[Start of Data for this task]

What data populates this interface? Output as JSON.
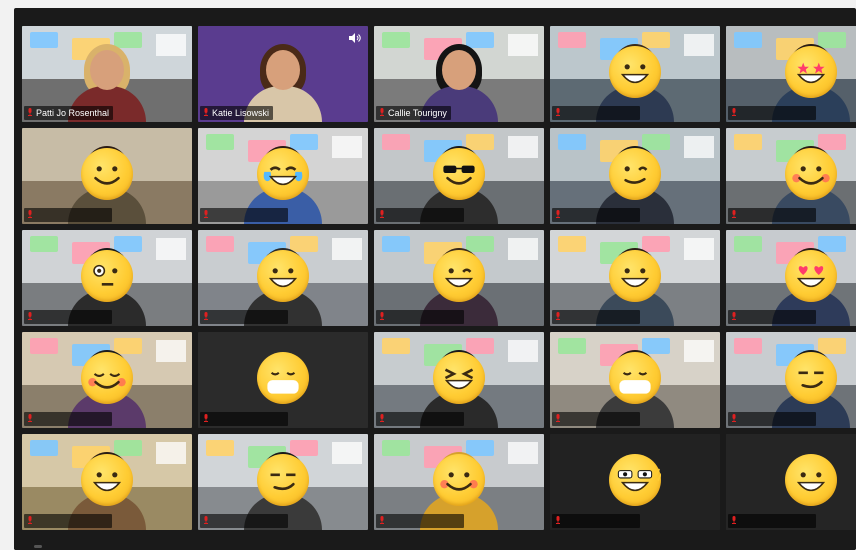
{
  "meeting": {
    "participants": [
      {
        "name": "Patti Jo Rosenthal",
        "emoji": "teacher-face",
        "scene": "classroom-posters",
        "active": true
      },
      {
        "name": "Katie Lisowski",
        "emoji": "teacher-face",
        "scene": "purple-space"
      },
      {
        "name": "Callie Tourigny",
        "emoji": "teacher-face",
        "scene": "classroom-posters"
      },
      {
        "name": "",
        "emoji": "grinning-face-icon",
        "scene": "classroom"
      },
      {
        "name": "",
        "emoji": "star-struck-icon",
        "scene": "classroom"
      },
      {
        "name": "",
        "emoji": "smiley-face-icon",
        "scene": "office"
      },
      {
        "name": "",
        "emoji": "tears-of-joy-icon",
        "scene": "classroom"
      },
      {
        "name": "",
        "emoji": "sunglasses-face-icon",
        "scene": "classroom"
      },
      {
        "name": "",
        "emoji": "winking-face-icon",
        "scene": "classroom"
      },
      {
        "name": "",
        "emoji": "smiling-blush-icon",
        "scene": "classroom"
      },
      {
        "name": "",
        "emoji": "face-with-monocle-icon",
        "scene": "classroom"
      },
      {
        "name": "",
        "emoji": "beaming-face-icon",
        "scene": "classroom"
      },
      {
        "name": "",
        "emoji": "wink-tongue-icon",
        "scene": "classroom"
      },
      {
        "name": "",
        "emoji": "grinning-big-eyes-icon",
        "scene": "classroom"
      },
      {
        "name": "",
        "emoji": "heart-eyes-icon",
        "scene": "classroom"
      },
      {
        "name": "",
        "emoji": "relieved-face-icon",
        "scene": "classroom"
      },
      {
        "name": "",
        "emoji": "mask-face-icon",
        "scene": "dark"
      },
      {
        "name": "",
        "emoji": "squinting-laugh-icon",
        "scene": "classroom"
      },
      {
        "name": "",
        "emoji": "mask-face-icon",
        "scene": "classroom"
      },
      {
        "name": "",
        "emoji": "smirk-face-icon",
        "scene": "classroom"
      },
      {
        "name": "",
        "emoji": "grin-face-icon",
        "scene": "classroom"
      },
      {
        "name": "",
        "emoji": "smirk-face-icon",
        "scene": "classroom"
      },
      {
        "name": "",
        "emoji": "blush-face-icon",
        "scene": "classroom"
      },
      {
        "name": "",
        "emoji": "cool-peace-icon",
        "scene": "dark"
      },
      {
        "name": "",
        "emoji": "grin-face-icon",
        "scene": "dark"
      }
    ]
  },
  "colors": {
    "window_bg": "#1a1a1a",
    "active_speaker_border": "#2fbf4f",
    "label_bg": "rgba(0,0,0,0.6)",
    "muted_red": "#e02020",
    "emoji_yellow": "#ffcc33"
  }
}
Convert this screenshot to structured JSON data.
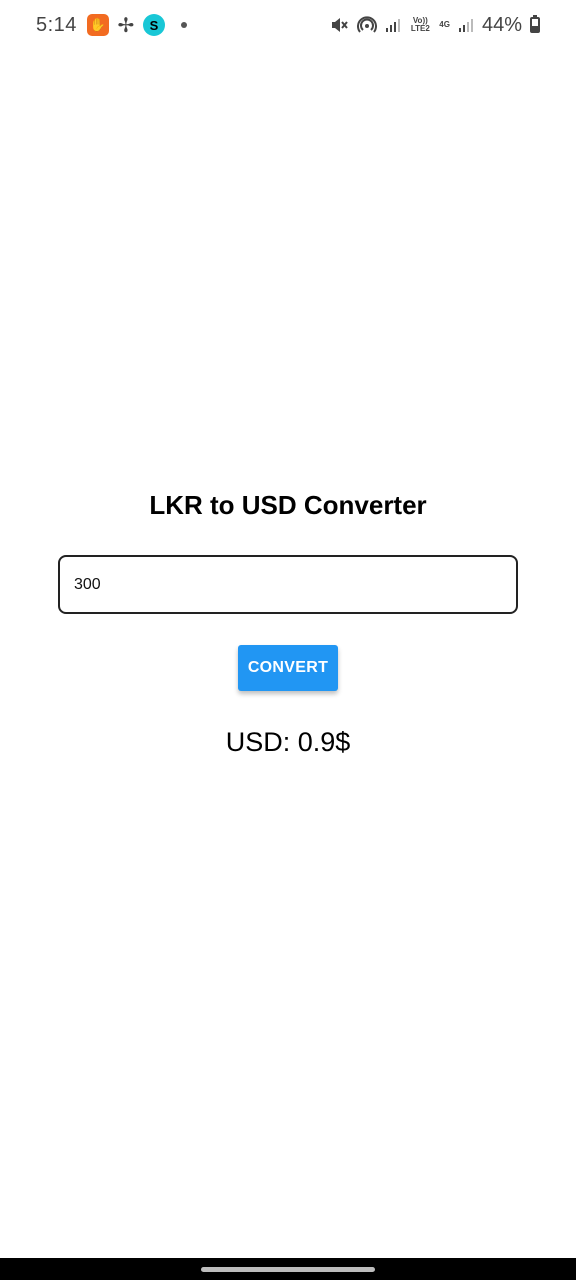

[End of Data for this task]

• _Written instruction_
Show, from the material above, each line that includes the string "grinning".

• _Response to this exercise_
        "emoji": "grinning-face-icon",
        "emoji": "grinning-big-eyes-icon",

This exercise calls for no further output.